What the task requires:
For each line below that contains the string "मनबह", copy that line.

━━━━━━━━

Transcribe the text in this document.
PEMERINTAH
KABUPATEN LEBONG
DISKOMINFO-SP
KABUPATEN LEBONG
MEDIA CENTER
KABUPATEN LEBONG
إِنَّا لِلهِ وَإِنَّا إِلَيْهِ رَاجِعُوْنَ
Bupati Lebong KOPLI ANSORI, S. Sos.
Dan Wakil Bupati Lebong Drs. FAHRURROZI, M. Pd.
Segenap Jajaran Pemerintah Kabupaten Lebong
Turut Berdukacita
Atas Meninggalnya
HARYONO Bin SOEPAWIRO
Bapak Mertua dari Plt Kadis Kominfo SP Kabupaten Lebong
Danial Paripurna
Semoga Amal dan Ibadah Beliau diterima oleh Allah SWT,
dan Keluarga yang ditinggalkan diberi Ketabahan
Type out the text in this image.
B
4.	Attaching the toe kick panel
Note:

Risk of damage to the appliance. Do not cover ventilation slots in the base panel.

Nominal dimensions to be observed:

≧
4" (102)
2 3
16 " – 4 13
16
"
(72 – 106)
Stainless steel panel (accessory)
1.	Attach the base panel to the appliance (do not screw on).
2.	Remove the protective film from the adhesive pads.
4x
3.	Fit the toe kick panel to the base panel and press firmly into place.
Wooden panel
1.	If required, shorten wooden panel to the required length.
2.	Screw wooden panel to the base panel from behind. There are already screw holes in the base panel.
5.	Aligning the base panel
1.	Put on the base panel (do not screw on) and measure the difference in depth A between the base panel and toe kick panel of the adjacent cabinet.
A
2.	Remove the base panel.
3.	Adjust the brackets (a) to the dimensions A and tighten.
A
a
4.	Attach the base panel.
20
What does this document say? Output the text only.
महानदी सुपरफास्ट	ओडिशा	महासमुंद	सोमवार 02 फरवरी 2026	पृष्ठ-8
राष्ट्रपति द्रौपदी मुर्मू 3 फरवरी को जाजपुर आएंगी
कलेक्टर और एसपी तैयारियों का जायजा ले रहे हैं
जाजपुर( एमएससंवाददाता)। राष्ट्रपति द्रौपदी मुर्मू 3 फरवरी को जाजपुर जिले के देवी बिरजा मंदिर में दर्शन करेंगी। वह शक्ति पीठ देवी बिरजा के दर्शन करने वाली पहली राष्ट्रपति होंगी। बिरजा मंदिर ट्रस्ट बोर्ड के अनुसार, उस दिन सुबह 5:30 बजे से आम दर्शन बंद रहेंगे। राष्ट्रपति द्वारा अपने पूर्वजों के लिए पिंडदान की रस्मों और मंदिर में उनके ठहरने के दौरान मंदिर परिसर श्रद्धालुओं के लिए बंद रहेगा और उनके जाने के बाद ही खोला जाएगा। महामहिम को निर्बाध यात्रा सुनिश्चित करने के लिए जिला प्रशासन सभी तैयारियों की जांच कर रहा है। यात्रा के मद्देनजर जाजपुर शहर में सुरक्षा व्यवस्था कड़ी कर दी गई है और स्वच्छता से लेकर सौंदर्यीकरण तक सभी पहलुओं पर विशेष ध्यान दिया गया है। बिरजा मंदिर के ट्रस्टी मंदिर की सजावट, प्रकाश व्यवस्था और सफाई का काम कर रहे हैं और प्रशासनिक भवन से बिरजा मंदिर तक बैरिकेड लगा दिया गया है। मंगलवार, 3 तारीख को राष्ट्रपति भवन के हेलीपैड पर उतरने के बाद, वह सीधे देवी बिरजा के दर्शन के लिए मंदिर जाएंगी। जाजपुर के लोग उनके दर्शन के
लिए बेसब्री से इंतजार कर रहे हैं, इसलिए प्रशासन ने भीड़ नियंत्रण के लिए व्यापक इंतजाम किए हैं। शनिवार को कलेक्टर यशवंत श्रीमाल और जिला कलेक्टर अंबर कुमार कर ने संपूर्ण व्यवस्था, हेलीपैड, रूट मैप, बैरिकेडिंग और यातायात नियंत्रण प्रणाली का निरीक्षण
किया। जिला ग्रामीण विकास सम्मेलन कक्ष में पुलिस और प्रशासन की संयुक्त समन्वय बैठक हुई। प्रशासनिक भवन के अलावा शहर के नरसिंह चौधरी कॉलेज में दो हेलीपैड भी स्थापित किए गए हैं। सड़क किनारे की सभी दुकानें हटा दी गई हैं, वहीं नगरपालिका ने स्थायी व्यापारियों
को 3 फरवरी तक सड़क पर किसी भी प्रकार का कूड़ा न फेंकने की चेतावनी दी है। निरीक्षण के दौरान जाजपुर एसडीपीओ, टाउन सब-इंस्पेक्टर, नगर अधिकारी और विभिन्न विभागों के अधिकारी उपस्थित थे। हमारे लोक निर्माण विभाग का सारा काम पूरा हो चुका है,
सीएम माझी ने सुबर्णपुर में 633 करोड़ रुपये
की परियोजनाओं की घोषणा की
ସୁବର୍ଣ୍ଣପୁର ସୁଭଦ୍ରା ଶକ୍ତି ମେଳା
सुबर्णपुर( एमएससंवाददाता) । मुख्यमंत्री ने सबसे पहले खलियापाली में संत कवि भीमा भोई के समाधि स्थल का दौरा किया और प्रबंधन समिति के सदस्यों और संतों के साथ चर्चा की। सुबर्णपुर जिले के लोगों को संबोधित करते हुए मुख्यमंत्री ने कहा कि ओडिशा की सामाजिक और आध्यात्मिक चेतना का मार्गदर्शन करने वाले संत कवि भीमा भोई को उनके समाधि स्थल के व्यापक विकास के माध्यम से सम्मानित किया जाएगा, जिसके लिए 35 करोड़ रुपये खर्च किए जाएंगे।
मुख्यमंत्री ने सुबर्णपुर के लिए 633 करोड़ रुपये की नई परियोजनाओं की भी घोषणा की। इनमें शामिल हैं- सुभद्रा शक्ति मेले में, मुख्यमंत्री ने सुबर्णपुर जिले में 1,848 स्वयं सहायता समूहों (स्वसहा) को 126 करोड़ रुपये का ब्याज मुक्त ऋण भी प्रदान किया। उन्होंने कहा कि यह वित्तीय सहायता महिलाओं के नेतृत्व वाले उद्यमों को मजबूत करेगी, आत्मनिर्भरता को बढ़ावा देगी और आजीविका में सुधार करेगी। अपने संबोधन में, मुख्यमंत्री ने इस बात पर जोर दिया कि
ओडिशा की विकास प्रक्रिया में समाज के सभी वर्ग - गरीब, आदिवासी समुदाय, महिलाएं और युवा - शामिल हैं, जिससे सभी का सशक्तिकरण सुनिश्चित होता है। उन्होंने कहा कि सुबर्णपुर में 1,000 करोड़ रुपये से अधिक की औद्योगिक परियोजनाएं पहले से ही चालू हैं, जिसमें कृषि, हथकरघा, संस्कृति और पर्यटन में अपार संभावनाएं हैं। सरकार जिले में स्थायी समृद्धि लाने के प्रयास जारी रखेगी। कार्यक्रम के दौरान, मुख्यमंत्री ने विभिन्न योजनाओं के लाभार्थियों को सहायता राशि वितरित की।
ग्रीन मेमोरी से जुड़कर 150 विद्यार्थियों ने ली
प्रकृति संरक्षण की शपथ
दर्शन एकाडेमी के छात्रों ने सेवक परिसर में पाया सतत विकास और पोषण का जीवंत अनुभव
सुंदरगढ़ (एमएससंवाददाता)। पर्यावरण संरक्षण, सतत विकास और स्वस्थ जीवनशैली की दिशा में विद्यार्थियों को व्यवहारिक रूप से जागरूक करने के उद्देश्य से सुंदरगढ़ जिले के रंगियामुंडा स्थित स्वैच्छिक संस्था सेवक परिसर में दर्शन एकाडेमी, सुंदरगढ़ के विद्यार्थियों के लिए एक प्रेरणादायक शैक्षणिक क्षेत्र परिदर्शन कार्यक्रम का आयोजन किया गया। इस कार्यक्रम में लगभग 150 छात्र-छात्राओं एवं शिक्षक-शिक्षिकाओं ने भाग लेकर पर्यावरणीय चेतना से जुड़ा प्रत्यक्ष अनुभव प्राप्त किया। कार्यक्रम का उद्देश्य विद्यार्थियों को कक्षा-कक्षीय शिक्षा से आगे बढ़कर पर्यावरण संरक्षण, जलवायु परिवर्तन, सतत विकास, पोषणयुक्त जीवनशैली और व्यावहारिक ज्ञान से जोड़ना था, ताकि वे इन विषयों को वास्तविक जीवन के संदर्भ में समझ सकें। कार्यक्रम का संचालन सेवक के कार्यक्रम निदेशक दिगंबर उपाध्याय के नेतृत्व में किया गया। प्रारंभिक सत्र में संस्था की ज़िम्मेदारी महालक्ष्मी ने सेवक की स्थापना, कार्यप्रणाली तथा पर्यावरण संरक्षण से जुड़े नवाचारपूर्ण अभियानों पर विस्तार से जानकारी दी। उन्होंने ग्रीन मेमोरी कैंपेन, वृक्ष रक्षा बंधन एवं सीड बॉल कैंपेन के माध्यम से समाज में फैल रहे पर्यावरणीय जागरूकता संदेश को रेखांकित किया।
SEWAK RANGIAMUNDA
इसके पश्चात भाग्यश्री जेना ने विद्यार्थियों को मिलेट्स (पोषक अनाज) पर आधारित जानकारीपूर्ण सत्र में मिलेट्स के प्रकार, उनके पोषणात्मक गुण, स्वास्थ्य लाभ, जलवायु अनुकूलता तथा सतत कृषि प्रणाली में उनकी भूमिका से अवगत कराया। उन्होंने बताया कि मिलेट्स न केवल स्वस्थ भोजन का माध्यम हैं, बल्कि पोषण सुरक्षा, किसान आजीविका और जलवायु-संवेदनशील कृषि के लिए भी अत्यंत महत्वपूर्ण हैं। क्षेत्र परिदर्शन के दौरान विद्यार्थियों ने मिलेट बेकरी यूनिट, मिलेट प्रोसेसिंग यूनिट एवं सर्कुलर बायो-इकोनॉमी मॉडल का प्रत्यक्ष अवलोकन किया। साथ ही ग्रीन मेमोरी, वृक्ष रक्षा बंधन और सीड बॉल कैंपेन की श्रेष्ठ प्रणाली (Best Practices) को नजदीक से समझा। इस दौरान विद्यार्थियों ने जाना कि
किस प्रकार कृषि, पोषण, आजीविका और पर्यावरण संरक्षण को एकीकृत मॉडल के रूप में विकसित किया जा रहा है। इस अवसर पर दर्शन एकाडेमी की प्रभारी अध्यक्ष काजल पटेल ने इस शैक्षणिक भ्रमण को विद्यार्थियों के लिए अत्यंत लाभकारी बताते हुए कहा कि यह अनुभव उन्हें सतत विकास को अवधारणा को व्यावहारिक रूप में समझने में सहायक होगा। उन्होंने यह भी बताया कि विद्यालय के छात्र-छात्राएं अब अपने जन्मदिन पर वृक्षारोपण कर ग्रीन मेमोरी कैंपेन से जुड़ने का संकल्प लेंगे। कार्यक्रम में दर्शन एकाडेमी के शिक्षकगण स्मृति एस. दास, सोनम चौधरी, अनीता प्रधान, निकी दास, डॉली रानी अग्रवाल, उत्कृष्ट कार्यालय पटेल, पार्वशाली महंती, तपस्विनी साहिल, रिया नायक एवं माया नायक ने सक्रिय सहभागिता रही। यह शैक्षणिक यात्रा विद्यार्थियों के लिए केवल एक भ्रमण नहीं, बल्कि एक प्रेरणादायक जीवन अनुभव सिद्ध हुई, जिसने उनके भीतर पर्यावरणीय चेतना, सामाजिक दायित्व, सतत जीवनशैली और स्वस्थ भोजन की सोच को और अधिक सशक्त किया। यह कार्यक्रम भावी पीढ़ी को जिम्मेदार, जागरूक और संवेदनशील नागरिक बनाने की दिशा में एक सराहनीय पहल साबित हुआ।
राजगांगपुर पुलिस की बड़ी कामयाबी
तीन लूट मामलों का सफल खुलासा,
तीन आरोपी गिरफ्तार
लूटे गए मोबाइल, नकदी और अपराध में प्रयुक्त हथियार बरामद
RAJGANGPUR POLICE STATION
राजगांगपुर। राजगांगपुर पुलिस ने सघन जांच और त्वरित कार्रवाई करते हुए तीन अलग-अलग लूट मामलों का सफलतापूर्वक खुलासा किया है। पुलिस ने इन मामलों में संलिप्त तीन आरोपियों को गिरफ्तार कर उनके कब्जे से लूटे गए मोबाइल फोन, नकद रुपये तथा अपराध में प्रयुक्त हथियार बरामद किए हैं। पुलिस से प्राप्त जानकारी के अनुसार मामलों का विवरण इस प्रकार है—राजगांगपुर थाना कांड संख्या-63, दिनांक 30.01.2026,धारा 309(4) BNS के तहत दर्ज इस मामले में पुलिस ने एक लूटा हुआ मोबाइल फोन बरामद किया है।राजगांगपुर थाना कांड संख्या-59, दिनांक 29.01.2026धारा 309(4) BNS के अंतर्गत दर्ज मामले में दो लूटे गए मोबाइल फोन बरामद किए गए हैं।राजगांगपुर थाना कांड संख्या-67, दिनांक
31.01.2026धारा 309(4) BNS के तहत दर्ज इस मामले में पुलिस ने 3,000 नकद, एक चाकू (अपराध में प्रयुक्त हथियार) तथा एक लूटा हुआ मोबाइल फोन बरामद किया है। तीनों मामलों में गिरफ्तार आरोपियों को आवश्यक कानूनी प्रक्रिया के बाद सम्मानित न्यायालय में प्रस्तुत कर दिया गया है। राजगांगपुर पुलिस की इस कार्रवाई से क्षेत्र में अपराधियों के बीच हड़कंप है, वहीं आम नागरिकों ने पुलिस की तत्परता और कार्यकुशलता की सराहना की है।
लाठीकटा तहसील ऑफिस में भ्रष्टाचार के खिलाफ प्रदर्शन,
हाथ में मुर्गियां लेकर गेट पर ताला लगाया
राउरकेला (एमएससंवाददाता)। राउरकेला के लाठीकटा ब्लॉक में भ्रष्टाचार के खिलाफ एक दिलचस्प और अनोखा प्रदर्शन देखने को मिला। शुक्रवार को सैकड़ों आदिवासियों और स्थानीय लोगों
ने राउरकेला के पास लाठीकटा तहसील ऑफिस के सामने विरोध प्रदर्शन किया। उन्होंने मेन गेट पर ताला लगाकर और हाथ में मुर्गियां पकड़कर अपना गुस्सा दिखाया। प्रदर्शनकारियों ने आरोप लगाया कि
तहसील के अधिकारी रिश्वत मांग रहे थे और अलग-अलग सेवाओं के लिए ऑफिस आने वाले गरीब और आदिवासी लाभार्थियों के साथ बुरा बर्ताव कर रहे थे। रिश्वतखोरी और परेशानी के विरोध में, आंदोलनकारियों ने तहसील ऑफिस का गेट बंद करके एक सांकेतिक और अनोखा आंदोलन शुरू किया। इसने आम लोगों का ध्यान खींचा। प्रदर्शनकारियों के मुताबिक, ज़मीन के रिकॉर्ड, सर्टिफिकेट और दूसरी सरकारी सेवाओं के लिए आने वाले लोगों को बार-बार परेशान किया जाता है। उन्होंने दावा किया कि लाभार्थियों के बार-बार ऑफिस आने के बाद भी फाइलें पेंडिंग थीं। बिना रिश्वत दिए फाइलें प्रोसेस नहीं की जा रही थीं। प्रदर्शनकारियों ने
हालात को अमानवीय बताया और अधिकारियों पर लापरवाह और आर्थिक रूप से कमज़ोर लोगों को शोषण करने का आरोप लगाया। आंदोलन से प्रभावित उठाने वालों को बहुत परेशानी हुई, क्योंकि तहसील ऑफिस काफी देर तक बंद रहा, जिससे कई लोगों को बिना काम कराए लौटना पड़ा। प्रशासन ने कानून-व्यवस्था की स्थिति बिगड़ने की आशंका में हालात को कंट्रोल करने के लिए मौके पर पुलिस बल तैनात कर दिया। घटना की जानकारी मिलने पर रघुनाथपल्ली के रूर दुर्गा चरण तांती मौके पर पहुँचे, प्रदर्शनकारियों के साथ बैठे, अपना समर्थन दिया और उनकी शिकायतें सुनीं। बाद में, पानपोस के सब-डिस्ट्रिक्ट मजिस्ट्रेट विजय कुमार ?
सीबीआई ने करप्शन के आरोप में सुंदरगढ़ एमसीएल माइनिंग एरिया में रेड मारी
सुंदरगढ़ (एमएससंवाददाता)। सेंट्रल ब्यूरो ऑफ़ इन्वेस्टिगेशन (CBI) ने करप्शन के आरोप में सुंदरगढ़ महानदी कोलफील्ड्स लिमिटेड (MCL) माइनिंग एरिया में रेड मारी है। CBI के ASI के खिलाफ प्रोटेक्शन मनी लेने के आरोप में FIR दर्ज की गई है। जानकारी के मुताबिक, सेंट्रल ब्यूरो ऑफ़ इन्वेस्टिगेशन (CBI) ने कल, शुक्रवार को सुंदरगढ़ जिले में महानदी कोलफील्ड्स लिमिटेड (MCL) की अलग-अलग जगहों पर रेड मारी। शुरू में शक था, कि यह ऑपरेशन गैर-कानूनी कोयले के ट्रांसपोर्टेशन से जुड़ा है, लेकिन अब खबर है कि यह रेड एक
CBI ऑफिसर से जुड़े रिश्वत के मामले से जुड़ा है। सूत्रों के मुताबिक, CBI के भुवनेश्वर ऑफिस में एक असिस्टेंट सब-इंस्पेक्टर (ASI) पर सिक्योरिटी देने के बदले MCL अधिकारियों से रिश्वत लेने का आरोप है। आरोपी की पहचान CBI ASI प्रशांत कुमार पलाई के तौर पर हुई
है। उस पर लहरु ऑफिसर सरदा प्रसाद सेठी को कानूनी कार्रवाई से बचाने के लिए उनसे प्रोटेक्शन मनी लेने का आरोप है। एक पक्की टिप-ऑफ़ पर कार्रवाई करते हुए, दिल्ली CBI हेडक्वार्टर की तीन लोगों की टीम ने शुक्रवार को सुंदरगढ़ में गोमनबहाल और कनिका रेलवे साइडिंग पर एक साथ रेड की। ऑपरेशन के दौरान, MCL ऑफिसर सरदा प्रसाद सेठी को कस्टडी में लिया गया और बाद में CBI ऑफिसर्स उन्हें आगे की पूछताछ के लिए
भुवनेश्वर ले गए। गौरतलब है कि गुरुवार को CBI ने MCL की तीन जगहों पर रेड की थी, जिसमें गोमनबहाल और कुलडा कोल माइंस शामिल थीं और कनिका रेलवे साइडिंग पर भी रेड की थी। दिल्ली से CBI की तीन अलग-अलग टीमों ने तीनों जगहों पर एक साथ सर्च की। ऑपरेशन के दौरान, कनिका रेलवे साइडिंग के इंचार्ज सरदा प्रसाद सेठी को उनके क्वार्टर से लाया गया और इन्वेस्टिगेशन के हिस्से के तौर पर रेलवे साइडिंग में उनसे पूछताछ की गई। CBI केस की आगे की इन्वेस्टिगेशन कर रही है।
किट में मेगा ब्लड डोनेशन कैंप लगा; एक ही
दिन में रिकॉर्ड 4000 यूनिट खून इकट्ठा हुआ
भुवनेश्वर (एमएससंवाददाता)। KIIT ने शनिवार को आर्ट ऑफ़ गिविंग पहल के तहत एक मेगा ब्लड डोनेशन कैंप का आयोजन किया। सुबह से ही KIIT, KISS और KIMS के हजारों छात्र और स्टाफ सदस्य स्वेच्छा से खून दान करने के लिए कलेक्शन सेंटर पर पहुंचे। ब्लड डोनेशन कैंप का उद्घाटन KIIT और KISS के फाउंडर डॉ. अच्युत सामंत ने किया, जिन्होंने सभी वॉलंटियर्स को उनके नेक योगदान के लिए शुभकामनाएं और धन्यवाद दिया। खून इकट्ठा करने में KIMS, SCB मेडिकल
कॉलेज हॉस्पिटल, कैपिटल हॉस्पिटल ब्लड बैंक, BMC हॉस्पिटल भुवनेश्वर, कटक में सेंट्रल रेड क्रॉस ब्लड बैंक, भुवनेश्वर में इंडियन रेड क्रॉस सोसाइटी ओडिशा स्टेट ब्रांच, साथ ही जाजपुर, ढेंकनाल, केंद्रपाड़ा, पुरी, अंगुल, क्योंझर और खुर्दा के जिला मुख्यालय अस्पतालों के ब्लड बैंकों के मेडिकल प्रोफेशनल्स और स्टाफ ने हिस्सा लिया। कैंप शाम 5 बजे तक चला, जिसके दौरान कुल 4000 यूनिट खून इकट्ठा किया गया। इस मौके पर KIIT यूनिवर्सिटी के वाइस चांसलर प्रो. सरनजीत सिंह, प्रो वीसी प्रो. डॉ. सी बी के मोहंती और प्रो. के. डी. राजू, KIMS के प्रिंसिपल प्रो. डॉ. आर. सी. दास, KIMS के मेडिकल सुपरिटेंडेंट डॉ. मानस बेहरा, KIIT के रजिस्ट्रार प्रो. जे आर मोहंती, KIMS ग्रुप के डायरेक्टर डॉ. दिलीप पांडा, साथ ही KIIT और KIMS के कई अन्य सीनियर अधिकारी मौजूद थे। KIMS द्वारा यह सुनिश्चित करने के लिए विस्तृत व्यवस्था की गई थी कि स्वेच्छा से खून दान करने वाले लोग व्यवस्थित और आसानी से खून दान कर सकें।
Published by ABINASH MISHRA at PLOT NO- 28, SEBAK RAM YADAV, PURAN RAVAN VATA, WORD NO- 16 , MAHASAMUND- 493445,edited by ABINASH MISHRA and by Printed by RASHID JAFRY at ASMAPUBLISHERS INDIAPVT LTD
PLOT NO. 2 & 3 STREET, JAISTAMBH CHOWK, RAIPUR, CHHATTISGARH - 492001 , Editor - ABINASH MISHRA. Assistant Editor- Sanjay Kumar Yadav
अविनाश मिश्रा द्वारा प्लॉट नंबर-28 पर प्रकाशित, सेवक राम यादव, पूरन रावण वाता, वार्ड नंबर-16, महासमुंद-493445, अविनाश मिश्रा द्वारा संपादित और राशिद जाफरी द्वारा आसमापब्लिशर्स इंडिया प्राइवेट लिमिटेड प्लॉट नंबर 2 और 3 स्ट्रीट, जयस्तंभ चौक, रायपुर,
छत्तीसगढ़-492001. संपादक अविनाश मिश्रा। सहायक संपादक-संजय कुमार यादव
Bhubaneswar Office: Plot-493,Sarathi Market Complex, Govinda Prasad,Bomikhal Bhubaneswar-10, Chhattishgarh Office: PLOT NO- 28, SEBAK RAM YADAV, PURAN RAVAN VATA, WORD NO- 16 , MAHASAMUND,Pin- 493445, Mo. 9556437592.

━━━━━━━━

Complete response:
है। उस पर लहरु ऑफिसर सरदा प्रसाद सेठी को कानूनी कार्रवाई से बचाने के लिए उनसे प्रोटेक्शन मनी लेने का आरोप है। एक पक्की टिप-ऑफ़ पर कार्रवाई करते हुए, दिल्ली CBI हेडक्वार्टर की तीन लोगों की टीम ने शुक्रवार को सुंदरगढ़ में गोमनबहाल और कनिका रेलवे साइडिंग पर एक साथ रेड की। ऑपरेशन के दौरान, MCL ऑफिसर सरदा प्रसाद सेठी को कस्टडी में लिया गया और बाद में CBI ऑफिसर्स उन्हें आगे की पूछताछ के लिए
भुवनेश्वर ले गए। गौरतलब है कि गुरुवार को CBI ने MCL की तीन जगहों पर रेड की थी, जिसमें गोमनबहाल और कुलडा कोल माइंस शामिल थीं और कनिका रेलवे साइडिंग पर भी रेड की थी। दिल्ली से CBI की तीन अलग-अलग टीमों ने तीनों जगहों पर एक साथ सर्च की। ऑपरेशन के दौरान, कनिका रेलवे साइडिंग के इंचार्ज सरदा प्रसाद सेठी को उनके क्वार्टर से लाया गया और इन्वेस्टिगेशन के हिस्से के तौर पर रेलवे साइडिंग में उनसे पूछताछ की गई। CBI केस की आगे की इन्वेस्टिगेशन कर रही है।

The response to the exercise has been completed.